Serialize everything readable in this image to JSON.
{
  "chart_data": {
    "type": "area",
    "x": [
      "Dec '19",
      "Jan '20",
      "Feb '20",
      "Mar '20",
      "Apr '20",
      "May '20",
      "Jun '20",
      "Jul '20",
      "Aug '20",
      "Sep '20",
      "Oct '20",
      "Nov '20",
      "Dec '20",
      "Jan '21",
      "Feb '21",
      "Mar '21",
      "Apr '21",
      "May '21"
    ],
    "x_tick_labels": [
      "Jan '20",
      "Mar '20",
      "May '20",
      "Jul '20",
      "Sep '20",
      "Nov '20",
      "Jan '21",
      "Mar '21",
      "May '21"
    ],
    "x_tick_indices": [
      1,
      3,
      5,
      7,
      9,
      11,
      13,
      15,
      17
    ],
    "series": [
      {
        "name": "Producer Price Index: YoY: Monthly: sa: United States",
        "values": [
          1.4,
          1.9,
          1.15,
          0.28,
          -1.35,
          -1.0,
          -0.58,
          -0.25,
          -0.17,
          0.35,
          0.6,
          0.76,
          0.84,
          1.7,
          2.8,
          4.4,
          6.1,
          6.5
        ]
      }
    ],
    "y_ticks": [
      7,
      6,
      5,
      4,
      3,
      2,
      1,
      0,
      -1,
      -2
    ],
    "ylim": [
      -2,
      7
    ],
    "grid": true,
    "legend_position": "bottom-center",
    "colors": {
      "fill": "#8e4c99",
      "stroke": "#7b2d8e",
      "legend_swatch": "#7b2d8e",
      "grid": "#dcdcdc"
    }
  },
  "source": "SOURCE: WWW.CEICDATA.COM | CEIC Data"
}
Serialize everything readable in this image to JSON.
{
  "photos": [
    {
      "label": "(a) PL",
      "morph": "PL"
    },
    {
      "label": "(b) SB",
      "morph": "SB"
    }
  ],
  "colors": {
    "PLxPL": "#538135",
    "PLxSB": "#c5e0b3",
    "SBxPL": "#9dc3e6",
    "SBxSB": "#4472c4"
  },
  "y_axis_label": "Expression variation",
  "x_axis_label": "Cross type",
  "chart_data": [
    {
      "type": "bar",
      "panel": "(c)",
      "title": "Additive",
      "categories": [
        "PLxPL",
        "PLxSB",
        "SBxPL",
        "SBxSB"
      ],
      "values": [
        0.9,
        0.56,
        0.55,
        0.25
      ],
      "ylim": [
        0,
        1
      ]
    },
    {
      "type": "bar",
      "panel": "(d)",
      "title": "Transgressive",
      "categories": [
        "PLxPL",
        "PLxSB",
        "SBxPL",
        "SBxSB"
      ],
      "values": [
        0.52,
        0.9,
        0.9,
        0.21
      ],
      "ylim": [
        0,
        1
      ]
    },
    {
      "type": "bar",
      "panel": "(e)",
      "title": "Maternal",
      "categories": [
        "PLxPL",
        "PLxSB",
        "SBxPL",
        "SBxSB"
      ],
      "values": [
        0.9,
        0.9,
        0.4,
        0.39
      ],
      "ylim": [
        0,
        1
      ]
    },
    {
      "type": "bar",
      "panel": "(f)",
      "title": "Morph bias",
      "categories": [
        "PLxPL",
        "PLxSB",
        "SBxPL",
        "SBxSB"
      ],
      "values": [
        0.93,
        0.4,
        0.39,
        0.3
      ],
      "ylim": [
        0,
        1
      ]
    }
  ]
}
---
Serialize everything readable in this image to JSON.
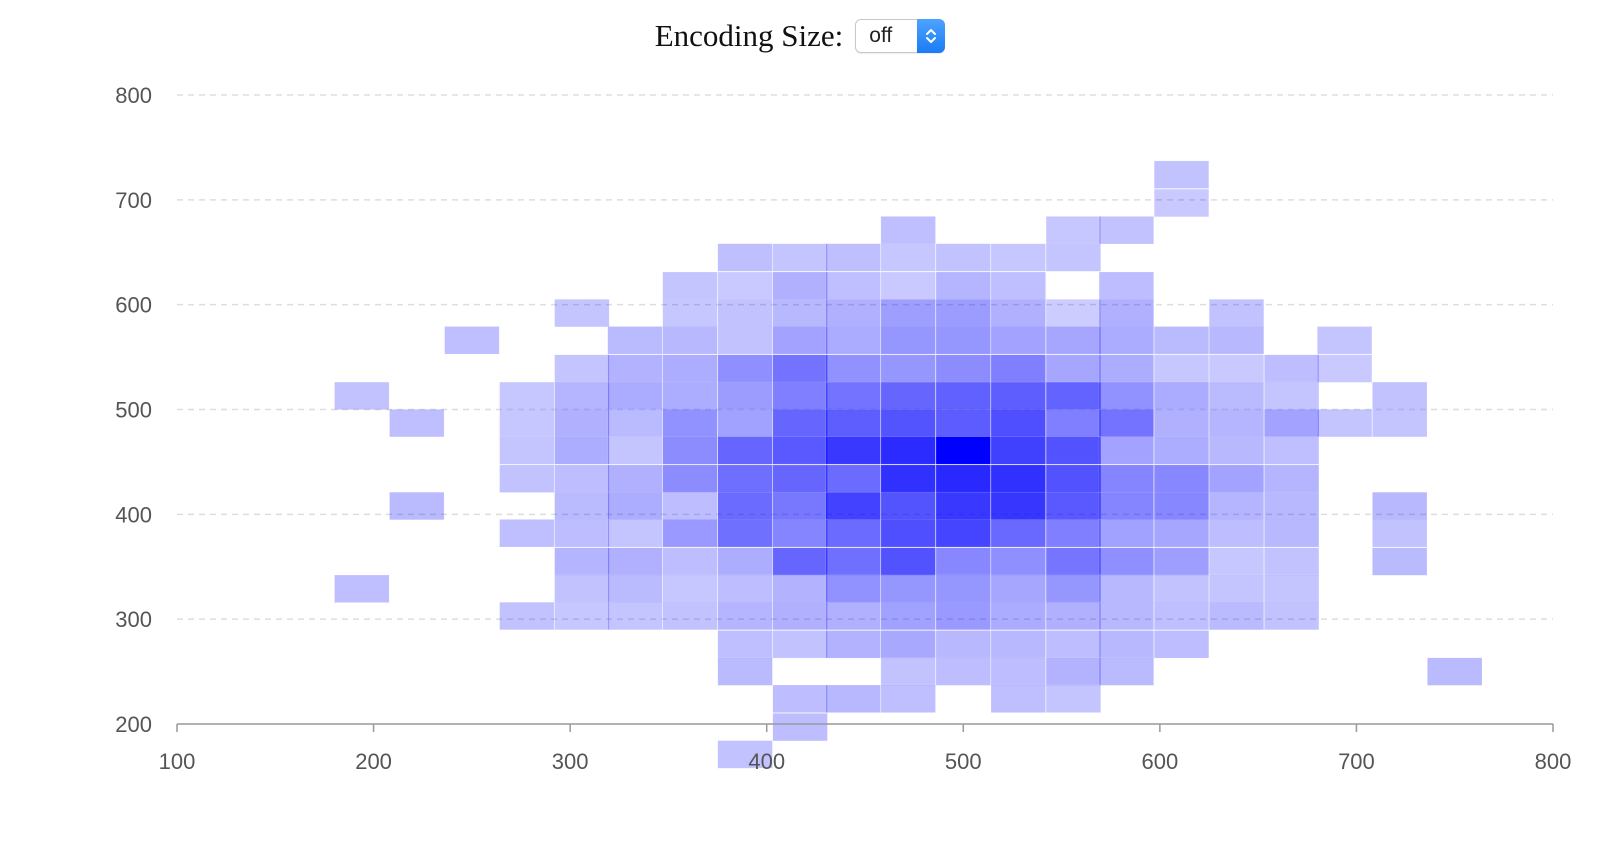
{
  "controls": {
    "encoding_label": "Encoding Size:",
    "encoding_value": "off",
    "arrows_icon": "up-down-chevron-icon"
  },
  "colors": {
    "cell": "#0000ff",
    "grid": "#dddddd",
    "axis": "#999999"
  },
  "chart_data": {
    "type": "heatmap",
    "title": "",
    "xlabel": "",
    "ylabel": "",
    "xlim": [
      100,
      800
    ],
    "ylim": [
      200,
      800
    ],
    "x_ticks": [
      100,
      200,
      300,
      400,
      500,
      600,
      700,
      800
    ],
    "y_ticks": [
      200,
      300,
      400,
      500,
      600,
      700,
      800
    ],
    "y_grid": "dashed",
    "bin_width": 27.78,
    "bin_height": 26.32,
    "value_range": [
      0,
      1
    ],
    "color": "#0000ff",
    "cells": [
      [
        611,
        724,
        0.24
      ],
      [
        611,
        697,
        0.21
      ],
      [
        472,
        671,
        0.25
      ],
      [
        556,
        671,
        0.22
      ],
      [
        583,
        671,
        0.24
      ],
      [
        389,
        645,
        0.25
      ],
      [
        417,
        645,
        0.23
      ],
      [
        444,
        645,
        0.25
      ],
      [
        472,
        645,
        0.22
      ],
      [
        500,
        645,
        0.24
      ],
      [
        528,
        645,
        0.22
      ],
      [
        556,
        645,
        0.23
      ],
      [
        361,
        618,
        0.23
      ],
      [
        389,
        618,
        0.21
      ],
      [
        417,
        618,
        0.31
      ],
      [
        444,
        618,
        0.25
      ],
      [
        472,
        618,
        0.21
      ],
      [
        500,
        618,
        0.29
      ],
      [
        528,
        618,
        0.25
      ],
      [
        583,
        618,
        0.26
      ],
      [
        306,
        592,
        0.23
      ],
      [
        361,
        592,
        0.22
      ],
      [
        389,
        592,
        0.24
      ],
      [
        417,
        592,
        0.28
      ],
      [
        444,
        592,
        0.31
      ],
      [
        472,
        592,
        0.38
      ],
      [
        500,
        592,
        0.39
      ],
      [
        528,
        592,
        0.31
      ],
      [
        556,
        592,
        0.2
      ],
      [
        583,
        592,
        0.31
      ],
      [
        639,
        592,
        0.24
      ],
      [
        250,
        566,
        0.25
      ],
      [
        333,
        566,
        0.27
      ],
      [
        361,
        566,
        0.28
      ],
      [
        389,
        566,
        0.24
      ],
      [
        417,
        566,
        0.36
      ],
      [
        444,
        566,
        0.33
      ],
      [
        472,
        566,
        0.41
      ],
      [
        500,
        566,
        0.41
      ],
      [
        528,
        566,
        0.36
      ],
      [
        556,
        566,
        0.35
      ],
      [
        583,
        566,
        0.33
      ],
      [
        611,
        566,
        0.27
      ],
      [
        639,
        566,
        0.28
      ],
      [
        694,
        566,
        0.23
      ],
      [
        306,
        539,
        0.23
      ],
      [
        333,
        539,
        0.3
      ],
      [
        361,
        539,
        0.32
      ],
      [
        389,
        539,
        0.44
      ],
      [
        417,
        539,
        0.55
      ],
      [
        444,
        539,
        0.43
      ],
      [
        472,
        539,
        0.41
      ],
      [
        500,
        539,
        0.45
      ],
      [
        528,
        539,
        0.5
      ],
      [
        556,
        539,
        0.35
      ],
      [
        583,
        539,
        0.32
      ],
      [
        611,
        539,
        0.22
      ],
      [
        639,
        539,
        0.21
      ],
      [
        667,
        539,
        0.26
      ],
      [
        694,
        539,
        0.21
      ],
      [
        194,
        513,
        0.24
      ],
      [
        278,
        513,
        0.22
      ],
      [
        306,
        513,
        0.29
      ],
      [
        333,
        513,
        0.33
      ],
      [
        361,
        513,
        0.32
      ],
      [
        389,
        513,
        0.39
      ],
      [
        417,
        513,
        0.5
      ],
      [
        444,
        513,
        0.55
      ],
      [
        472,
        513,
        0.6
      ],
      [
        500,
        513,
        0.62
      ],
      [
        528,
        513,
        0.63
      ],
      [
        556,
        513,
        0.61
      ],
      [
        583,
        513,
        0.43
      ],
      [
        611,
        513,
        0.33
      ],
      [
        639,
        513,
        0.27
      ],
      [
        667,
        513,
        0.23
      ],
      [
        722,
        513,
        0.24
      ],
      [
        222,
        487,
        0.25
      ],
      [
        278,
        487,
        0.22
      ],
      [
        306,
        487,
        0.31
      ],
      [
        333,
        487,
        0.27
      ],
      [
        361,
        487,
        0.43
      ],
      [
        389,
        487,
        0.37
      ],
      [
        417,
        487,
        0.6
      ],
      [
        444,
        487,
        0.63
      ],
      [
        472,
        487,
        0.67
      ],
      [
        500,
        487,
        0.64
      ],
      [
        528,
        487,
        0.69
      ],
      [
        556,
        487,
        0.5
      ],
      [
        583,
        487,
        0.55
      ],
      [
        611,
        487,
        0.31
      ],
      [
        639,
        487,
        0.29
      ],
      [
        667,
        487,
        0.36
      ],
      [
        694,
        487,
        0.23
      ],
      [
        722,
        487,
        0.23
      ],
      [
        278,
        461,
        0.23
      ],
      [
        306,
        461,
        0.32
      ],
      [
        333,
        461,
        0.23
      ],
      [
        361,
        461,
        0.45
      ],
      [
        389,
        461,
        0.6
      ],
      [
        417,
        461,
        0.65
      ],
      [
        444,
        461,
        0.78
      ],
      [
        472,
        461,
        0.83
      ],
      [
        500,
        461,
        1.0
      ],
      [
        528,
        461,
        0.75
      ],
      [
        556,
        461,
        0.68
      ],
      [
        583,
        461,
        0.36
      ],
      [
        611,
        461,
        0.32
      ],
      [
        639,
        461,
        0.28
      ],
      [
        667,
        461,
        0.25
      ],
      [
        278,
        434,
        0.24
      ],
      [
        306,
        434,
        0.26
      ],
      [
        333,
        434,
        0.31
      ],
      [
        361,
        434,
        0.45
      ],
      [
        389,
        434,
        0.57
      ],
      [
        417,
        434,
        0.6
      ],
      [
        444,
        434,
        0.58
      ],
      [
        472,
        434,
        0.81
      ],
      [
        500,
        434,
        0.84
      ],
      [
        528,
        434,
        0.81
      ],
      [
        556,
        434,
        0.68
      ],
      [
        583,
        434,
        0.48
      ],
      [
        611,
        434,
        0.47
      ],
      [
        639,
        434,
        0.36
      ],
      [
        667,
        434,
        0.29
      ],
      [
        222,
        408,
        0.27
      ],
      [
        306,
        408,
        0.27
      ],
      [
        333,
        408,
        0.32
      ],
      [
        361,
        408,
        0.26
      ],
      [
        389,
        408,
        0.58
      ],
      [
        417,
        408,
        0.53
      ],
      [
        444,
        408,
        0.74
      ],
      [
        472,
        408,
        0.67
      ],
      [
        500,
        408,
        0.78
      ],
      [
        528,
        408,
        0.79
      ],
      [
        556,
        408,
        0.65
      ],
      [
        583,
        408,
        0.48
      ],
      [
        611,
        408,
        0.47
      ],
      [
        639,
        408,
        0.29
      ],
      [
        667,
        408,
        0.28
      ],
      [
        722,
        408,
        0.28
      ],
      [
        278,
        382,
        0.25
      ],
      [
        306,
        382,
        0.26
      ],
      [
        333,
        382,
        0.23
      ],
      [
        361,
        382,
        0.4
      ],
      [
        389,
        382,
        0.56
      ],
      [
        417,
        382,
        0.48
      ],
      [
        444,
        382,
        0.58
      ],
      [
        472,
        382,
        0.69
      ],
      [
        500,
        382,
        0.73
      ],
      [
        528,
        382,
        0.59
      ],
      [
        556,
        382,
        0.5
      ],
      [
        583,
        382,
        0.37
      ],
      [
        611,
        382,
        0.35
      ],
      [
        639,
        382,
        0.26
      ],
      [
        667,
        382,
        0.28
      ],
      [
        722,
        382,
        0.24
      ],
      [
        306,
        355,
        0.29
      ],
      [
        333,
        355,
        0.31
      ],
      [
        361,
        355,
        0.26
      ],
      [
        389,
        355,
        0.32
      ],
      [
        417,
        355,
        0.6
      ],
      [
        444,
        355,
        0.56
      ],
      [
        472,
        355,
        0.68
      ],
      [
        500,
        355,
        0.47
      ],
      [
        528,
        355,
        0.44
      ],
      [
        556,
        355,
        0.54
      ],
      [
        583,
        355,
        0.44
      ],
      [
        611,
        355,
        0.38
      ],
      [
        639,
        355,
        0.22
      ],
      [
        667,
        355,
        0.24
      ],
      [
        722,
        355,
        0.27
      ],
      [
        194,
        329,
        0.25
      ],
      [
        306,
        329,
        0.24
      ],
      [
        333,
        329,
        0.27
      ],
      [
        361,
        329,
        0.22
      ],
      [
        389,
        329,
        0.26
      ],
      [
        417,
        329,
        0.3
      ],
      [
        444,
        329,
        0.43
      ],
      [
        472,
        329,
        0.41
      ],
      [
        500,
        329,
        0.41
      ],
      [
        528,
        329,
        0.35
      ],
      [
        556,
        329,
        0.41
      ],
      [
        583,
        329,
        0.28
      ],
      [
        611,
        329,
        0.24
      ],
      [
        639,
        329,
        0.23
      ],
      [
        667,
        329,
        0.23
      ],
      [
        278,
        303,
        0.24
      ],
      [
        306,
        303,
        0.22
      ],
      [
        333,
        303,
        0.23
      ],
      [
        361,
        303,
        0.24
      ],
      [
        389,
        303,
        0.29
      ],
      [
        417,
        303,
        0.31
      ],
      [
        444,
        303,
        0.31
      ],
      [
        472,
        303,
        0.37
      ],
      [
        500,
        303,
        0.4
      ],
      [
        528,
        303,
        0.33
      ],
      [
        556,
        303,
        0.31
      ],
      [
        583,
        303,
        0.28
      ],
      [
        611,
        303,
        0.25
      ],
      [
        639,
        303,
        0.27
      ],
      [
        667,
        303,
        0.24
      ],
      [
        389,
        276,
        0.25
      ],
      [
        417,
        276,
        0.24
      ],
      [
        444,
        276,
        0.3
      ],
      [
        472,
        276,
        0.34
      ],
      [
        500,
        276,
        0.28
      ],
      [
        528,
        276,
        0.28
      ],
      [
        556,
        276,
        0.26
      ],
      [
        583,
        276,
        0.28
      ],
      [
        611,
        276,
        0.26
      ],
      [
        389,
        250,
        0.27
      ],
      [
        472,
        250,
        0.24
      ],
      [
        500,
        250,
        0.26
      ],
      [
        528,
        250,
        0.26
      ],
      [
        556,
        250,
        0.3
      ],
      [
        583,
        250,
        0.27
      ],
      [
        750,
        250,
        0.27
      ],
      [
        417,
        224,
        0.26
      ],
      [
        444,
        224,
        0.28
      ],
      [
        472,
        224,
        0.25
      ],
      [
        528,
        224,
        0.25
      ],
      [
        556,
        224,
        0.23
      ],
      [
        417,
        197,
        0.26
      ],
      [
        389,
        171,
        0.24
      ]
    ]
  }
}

GOAL -
State only how many lines in the material include "title".

SOLUTION -
5